**Source data**:
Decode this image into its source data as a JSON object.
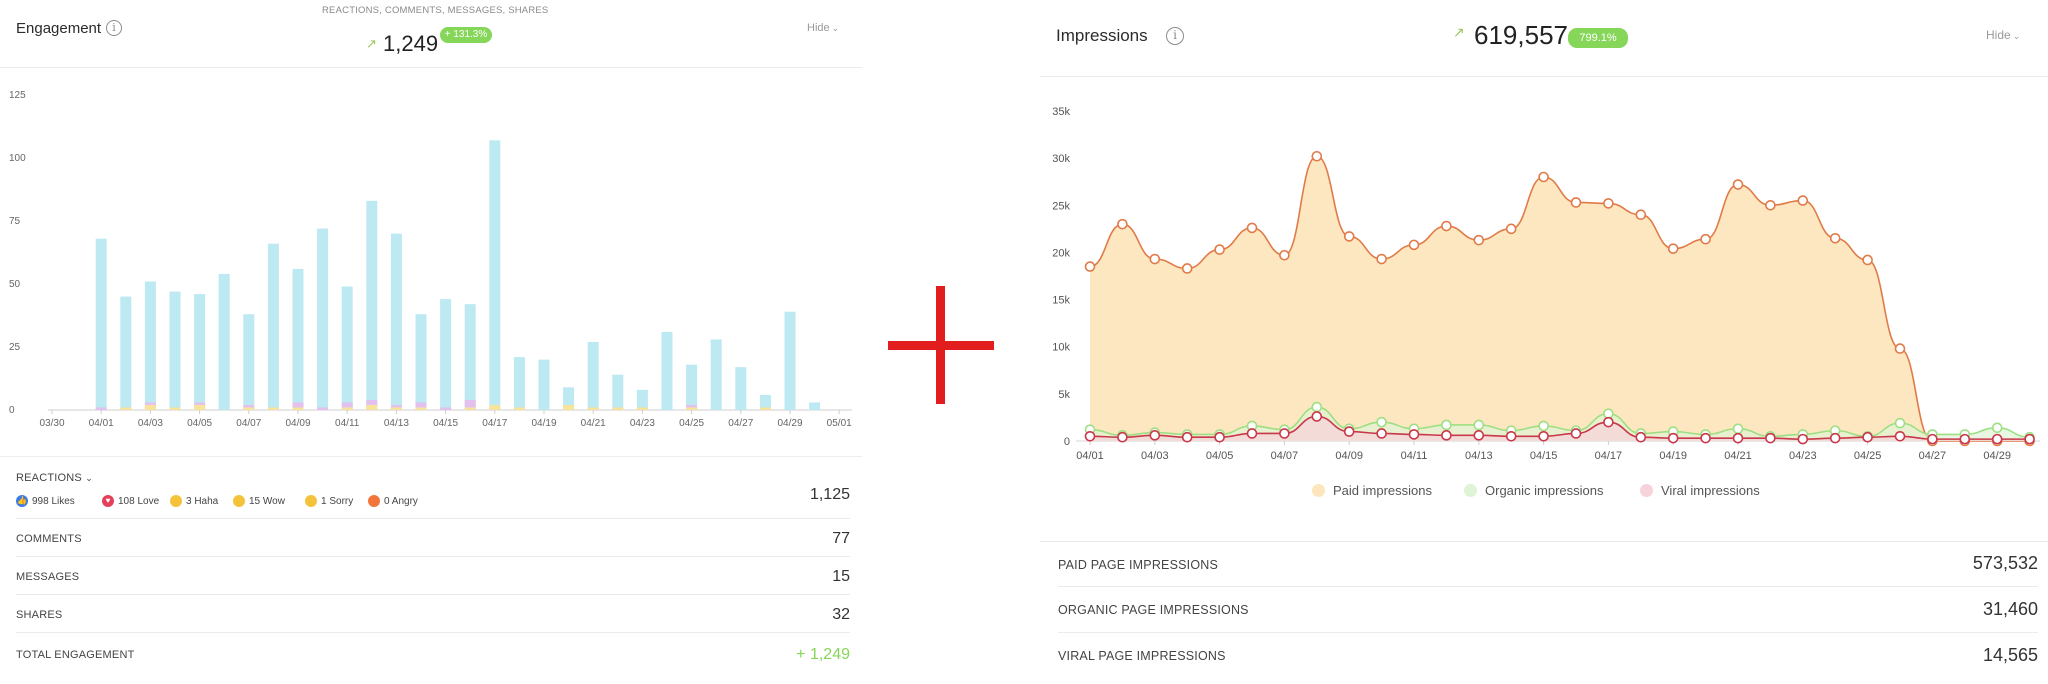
{
  "engagement": {
    "title": "Engagement",
    "info_icon": "i",
    "subtitle": "REACTIONS, COMMENTS, MESSAGES, SHARES",
    "trend_arrow": "↗",
    "total": "1,249",
    "change": "+ 131.3%",
    "hide_label": "Hide",
    "hide_chevron": "⌄",
    "reactions_label": "REACTIONS",
    "reactions_chevron": "⌄",
    "reactions": [
      {
        "label": "998 Likes",
        "icon": "like-icon",
        "glyph": "👍",
        "color": "#3b7be8"
      },
      {
        "label": "108 Love",
        "icon": "love-icon",
        "glyph": "♥",
        "color": "#e5405a"
      },
      {
        "label": "3 Haha",
        "icon": "haha-icon",
        "glyph": "",
        "color": "#f5c33b"
      },
      {
        "label": "15 Wow",
        "icon": "wow-icon",
        "glyph": "",
        "color": "#f5c33b"
      },
      {
        "label": "1 Sorry",
        "icon": "sorry-icon",
        "glyph": "",
        "color": "#f5c33b"
      },
      {
        "label": "0 Angry",
        "icon": "angry-icon",
        "glyph": "",
        "color": "#f0763a"
      }
    ],
    "reactions_value": "1,125",
    "rows": [
      {
        "label": "COMMENTS",
        "value": "77"
      },
      {
        "label": "MESSAGES",
        "value": "15"
      },
      {
        "label": "SHARES",
        "value": "32"
      }
    ],
    "total_row": {
      "label": "TOTAL ENGAGEMENT",
      "value": "+ 1,249"
    }
  },
  "impressions": {
    "title": "Impressions",
    "info_icon": "i",
    "trend_arrow": "↗",
    "total": "619,557",
    "change": "799.1%",
    "hide_label": "Hide",
    "hide_chevron": "⌄",
    "rows": [
      {
        "label": "PAID PAGE IMPRESSIONS",
        "value": "573,532"
      },
      {
        "label": "ORGANIC PAGE IMPRESSIONS",
        "value": "31,460"
      },
      {
        "label": "VIRAL PAGE IMPRESSIONS",
        "value": "14,565"
      }
    ]
  },
  "colors": {
    "bar_main": "#bde9f2",
    "bar_love": "#e2c1ef",
    "bar_haha": "#f7e49c",
    "paid_line": "#e07b48",
    "paid_fill": "#fde6bd",
    "organic_line": "#9edf83",
    "organic_fill": "#dff3d6",
    "viral_line": "#c8374a",
    "viral_fill": "#f6d3da",
    "positive": "#86d65a",
    "plus": "#e11d1d"
  },
  "chart_data": [
    {
      "type": "bar",
      "yticks": [
        0,
        25,
        50,
        75,
        100,
        125
      ],
      "ylim": [
        0,
        125
      ],
      "xtick_labels": [
        "03/30",
        "04/01",
        "04/03",
        "04/05",
        "04/07",
        "04/09",
        "04/11",
        "04/13",
        "04/15",
        "04/17",
        "04/19",
        "04/21",
        "04/23",
        "04/25",
        "04/27",
        "04/29",
        "05/01"
      ],
      "categories": [
        "03/30",
        "03/31",
        "04/01",
        "04/02",
        "04/03",
        "04/04",
        "04/05",
        "04/06",
        "04/07",
        "04/08",
        "04/09",
        "04/10",
        "04/11",
        "04/12",
        "04/13",
        "04/14",
        "04/15",
        "04/16",
        "04/17",
        "04/18",
        "04/19",
        "04/20",
        "04/21",
        "04/22",
        "04/23",
        "04/24",
        "04/25",
        "04/26",
        "04/27",
        "04/28",
        "04/29",
        "04/30",
        "05/01"
      ],
      "series": [
        {
          "values": [
            0,
            0,
            68,
            45,
            51,
            47,
            46,
            54,
            38,
            66,
            56,
            72,
            49,
            83,
            70,
            38,
            44,
            42,
            107,
            21,
            20,
            9,
            27,
            14,
            8,
            31,
            18,
            28,
            17,
            6,
            39,
            3,
            0
          ]
        },
        {
          "values": [
            0,
            0,
            1,
            1,
            3,
            1,
            3,
            0,
            2,
            1,
            3,
            1,
            3,
            4,
            2,
            3,
            1,
            4,
            1,
            1,
            0,
            0,
            1,
            1,
            1,
            0,
            2,
            0,
            0,
            0,
            0,
            0,
            0
          ]
        },
        {
          "values": [
            0,
            0,
            0,
            1,
            2,
            1,
            2,
            0,
            1,
            1,
            1,
            0,
            1,
            2,
            1,
            1,
            0,
            1,
            2,
            1,
            0,
            2,
            1,
            1,
            1,
            0,
            1,
            0,
            0,
            1,
            0,
            0,
            0
          ]
        }
      ]
    },
    {
      "type": "area",
      "yticks": [
        0,
        5000,
        10000,
        15000,
        20000,
        25000,
        30000,
        35000
      ],
      "ytick_labels": [
        "0",
        "5k",
        "10k",
        "15k",
        "20k",
        "25k",
        "30k",
        "35k"
      ],
      "ylim": [
        0,
        35000
      ],
      "xtick_labels": [
        "04/01",
        "04/03",
        "04/05",
        "04/07",
        "04/09",
        "04/11",
        "04/13",
        "04/15",
        "04/17",
        "04/19",
        "04/21",
        "04/23",
        "04/25",
        "04/27",
        "04/29"
      ],
      "x": [
        "04/01",
        "04/02",
        "04/03",
        "04/04",
        "04/05",
        "04/06",
        "04/07",
        "04/08",
        "04/09",
        "04/10",
        "04/11",
        "04/12",
        "04/13",
        "04/14",
        "04/15",
        "04/16",
        "04/17",
        "04/18",
        "04/19",
        "04/20",
        "04/21",
        "04/22",
        "04/23",
        "04/24",
        "04/25",
        "04/26",
        "04/27",
        "04/28",
        "04/29",
        "04/30"
      ],
      "series": [
        {
          "name": "Paid impressions",
          "values": [
            18500,
            23000,
            19300,
            18300,
            20300,
            22600,
            19700,
            30200,
            21700,
            19300,
            20800,
            22800,
            21300,
            22500,
            28000,
            25300,
            25200,
            24000,
            20400,
            21400,
            27200,
            25000,
            25500,
            21500,
            19200,
            9800,
            0,
            0,
            0,
            0
          ]
        },
        {
          "name": "Organic impressions",
          "values": [
            1200,
            600,
            900,
            700,
            700,
            1600,
            1200,
            3600,
            1300,
            2000,
            1300,
            1700,
            1700,
            1100,
            1600,
            1100,
            2900,
            800,
            1000,
            700,
            1300,
            500,
            700,
            1100,
            500,
            1900,
            700,
            700,
            1400,
            400
          ]
        },
        {
          "name": "Viral impressions",
          "values": [
            500,
            400,
            600,
            400,
            400,
            800,
            800,
            2600,
            1000,
            800,
            700,
            600,
            600,
            500,
            500,
            800,
            2000,
            400,
            300,
            300,
            300,
            300,
            200,
            300,
            400,
            500,
            200,
            200,
            200,
            200
          ]
        }
      ]
    }
  ]
}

**ASSIGNMENT**:
Whenever a line holds a picture, print that line without the picture. All other data must be output exactly.

**RESPONSE TO THIS EXERCISE**:
Decode this image into its source data as a JSON object.
{
  "engagement": {
    "title": "Engagement",
    "info_icon": "i",
    "subtitle": "REACTIONS, COMMENTS, MESSAGES, SHARES",
    "trend_arrow": "↗",
    "total": "1,249",
    "change": "+ 131.3%",
    "hide_label": "Hide",
    "hide_chevron": "⌄",
    "reactions_label": "REACTIONS",
    "reactions_chevron": "⌄",
    "reactions": [
      {
        "label": "998 Likes",
        "icon": "like-icon",
        "glyph": "👍",
        "color": "#3b7be8"
      },
      {
        "label": "108 Love",
        "icon": "love-icon",
        "glyph": "♥",
        "color": "#e5405a"
      },
      {
        "label": "3 Haha",
        "icon": "haha-icon",
        "glyph": "",
        "color": "#f5c33b"
      },
      {
        "label": "15 Wow",
        "icon": "wow-icon",
        "glyph": "",
        "color": "#f5c33b"
      },
      {
        "label": "1 Sorry",
        "icon": "sorry-icon",
        "glyph": "",
        "color": "#f5c33b"
      },
      {
        "label": "0 Angry",
        "icon": "angry-icon",
        "glyph": "",
        "color": "#f0763a"
      }
    ],
    "reactions_value": "1,125",
    "rows": [
      {
        "label": "COMMENTS",
        "value": "77"
      },
      {
        "label": "MESSAGES",
        "value": "15"
      },
      {
        "label": "SHARES",
        "value": "32"
      }
    ],
    "total_row": {
      "label": "TOTAL ENGAGEMENT",
      "value": "+ 1,249"
    }
  },
  "impressions": {
    "title": "Impressions",
    "info_icon": "i",
    "trend_arrow": "↗",
    "total": "619,557",
    "change": "799.1%",
    "hide_label": "Hide",
    "hide_chevron": "⌄",
    "rows": [
      {
        "label": "PAID PAGE IMPRESSIONS",
        "value": "573,532"
      },
      {
        "label": "ORGANIC PAGE IMPRESSIONS",
        "value": "31,460"
      },
      {
        "label": "VIRAL PAGE IMPRESSIONS",
        "value": "14,565"
      }
    ]
  },
  "colors": {
    "bar_main": "#bde9f2",
    "bar_love": "#e2c1ef",
    "bar_haha": "#f7e49c",
    "paid_line": "#e07b48",
    "paid_fill": "#fde6bd",
    "organic_line": "#9edf83",
    "organic_fill": "#dff3d6",
    "viral_line": "#c8374a",
    "viral_fill": "#f6d3da",
    "positive": "#86d65a",
    "plus": "#e11d1d"
  },
  "chart_data": [
    {
      "type": "bar",
      "yticks": [
        0,
        25,
        50,
        75,
        100,
        125
      ],
      "ylim": [
        0,
        125
      ],
      "xtick_labels": [
        "03/30",
        "04/01",
        "04/03",
        "04/05",
        "04/07",
        "04/09",
        "04/11",
        "04/13",
        "04/15",
        "04/17",
        "04/19",
        "04/21",
        "04/23",
        "04/25",
        "04/27",
        "04/29",
        "05/01"
      ],
      "categories": [
        "03/30",
        "03/31",
        "04/01",
        "04/02",
        "04/03",
        "04/04",
        "04/05",
        "04/06",
        "04/07",
        "04/08",
        "04/09",
        "04/10",
        "04/11",
        "04/12",
        "04/13",
        "04/14",
        "04/15",
        "04/16",
        "04/17",
        "04/18",
        "04/19",
        "04/20",
        "04/21",
        "04/22",
        "04/23",
        "04/24",
        "04/25",
        "04/26",
        "04/27",
        "04/28",
        "04/29",
        "04/30",
        "05/01"
      ],
      "series": [
        {
          "values": [
            0,
            0,
            68,
            45,
            51,
            47,
            46,
            54,
            38,
            66,
            56,
            72,
            49,
            83,
            70,
            38,
            44,
            42,
            107,
            21,
            20,
            9,
            27,
            14,
            8,
            31,
            18,
            28,
            17,
            6,
            39,
            3,
            0
          ]
        },
        {
          "values": [
            0,
            0,
            1,
            1,
            3,
            1,
            3,
            0,
            2,
            1,
            3,
            1,
            3,
            4,
            2,
            3,
            1,
            4,
            1,
            1,
            0,
            0,
            1,
            1,
            1,
            0,
            2,
            0,
            0,
            0,
            0,
            0,
            0
          ]
        },
        {
          "values": [
            0,
            0,
            0,
            1,
            2,
            1,
            2,
            0,
            1,
            1,
            1,
            0,
            1,
            2,
            1,
            1,
            0,
            1,
            2,
            1,
            0,
            2,
            1,
            1,
            1,
            0,
            1,
            0,
            0,
            1,
            0,
            0,
            0
          ]
        }
      ]
    },
    {
      "type": "area",
      "yticks": [
        0,
        5000,
        10000,
        15000,
        20000,
        25000,
        30000,
        35000
      ],
      "ytick_labels": [
        "0",
        "5k",
        "10k",
        "15k",
        "20k",
        "25k",
        "30k",
        "35k"
      ],
      "ylim": [
        0,
        35000
      ],
      "xtick_labels": [
        "04/01",
        "04/03",
        "04/05",
        "04/07",
        "04/09",
        "04/11",
        "04/13",
        "04/15",
        "04/17",
        "04/19",
        "04/21",
        "04/23",
        "04/25",
        "04/27",
        "04/29"
      ],
      "x": [
        "04/01",
        "04/02",
        "04/03",
        "04/04",
        "04/05",
        "04/06",
        "04/07",
        "04/08",
        "04/09",
        "04/10",
        "04/11",
        "04/12",
        "04/13",
        "04/14",
        "04/15",
        "04/16",
        "04/17",
        "04/18",
        "04/19",
        "04/20",
        "04/21",
        "04/22",
        "04/23",
        "04/24",
        "04/25",
        "04/26",
        "04/27",
        "04/28",
        "04/29",
        "04/30"
      ],
      "series": [
        {
          "name": "Paid impressions",
          "values": [
            18500,
            23000,
            19300,
            18300,
            20300,
            22600,
            19700,
            30200,
            21700,
            19300,
            20800,
            22800,
            21300,
            22500,
            28000,
            25300,
            25200,
            24000,
            20400,
            21400,
            27200,
            25000,
            25500,
            21500,
            19200,
            9800,
            0,
            0,
            0,
            0
          ]
        },
        {
          "name": "Organic impressions",
          "values": [
            1200,
            600,
            900,
            700,
            700,
            1600,
            1200,
            3600,
            1300,
            2000,
            1300,
            1700,
            1700,
            1100,
            1600,
            1100,
            2900,
            800,
            1000,
            700,
            1300,
            500,
            700,
            1100,
            500,
            1900,
            700,
            700,
            1400,
            400
          ]
        },
        {
          "name": "Viral impressions",
          "values": [
            500,
            400,
            600,
            400,
            400,
            800,
            800,
            2600,
            1000,
            800,
            700,
            600,
            600,
            500,
            500,
            800,
            2000,
            400,
            300,
            300,
            300,
            300,
            200,
            300,
            400,
            500,
            200,
            200,
            200,
            200
          ]
        }
      ]
    }
  ]
}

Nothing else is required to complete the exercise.